Task to complete: Please express the lines below, starting at the first one and ending at the line that contains "x-tick-label: 1500 <box>442 424 474 442</box>", as a JSON list of strings with one string per line and blank lines left out.
====== Exercise inputs ======
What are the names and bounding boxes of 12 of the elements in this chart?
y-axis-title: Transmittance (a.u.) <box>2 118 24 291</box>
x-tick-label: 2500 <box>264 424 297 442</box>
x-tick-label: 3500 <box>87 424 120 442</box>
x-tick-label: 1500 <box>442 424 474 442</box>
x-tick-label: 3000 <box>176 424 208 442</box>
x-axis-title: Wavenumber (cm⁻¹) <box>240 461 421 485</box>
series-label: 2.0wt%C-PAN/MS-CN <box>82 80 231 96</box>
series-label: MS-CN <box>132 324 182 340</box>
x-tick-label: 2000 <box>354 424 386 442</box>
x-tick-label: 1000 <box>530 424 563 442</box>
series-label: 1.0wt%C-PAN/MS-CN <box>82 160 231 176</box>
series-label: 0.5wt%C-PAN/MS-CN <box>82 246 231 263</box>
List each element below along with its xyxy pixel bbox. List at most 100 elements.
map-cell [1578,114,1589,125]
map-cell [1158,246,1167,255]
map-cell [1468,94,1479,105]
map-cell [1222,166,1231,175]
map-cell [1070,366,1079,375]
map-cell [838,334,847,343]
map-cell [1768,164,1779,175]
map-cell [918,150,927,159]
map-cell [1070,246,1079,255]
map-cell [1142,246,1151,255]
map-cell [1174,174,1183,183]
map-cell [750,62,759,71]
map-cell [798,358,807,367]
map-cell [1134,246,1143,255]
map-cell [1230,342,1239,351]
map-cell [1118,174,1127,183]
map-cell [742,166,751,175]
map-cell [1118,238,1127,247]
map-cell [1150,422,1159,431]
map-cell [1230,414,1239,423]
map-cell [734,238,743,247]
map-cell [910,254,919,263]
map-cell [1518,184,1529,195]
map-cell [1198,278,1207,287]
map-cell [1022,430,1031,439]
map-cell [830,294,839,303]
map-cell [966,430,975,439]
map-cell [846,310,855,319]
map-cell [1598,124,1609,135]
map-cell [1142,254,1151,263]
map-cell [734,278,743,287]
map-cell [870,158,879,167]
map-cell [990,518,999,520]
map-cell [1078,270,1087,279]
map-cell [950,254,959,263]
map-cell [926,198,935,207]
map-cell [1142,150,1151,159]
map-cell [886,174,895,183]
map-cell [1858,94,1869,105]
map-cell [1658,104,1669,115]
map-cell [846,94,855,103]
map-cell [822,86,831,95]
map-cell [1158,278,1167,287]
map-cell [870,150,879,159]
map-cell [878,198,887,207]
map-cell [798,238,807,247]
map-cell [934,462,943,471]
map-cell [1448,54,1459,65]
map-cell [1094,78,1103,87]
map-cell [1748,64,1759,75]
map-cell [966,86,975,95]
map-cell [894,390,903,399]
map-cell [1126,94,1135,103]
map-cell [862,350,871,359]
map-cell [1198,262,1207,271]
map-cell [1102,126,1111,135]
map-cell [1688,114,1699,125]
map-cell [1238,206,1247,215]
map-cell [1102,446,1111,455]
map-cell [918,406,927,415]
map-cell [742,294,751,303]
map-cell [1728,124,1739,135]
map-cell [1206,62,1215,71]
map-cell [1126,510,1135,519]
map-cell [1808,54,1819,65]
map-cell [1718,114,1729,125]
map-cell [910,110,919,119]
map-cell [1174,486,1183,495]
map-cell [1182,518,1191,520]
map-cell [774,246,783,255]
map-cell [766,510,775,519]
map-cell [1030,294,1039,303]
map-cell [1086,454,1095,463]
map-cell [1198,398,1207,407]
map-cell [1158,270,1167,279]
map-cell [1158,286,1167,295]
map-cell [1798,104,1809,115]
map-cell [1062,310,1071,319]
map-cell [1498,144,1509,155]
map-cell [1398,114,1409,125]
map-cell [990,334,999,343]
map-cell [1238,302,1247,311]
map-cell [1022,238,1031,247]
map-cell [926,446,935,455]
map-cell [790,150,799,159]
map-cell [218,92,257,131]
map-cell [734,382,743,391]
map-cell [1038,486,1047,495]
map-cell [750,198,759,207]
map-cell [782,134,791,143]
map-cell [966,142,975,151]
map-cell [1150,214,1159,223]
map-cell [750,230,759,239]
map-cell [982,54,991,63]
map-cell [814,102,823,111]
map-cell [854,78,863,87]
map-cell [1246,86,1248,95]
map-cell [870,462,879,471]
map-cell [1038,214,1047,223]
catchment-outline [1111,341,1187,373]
======
Written solution:
[
  "What are the names and bounding boxes of 12 of the elements in this chart?",
  "y-axis-title: Transmittance (a.u.) <box>2 118 24 291</box>",
  "x-tick-label: 2500 <box>264 424 297 442</box>",
  "x-tick-label: 3500 <box>87 424 120 442</box>",
  "x-tick-label: 1500 <box>442 424 474 442</box>"
]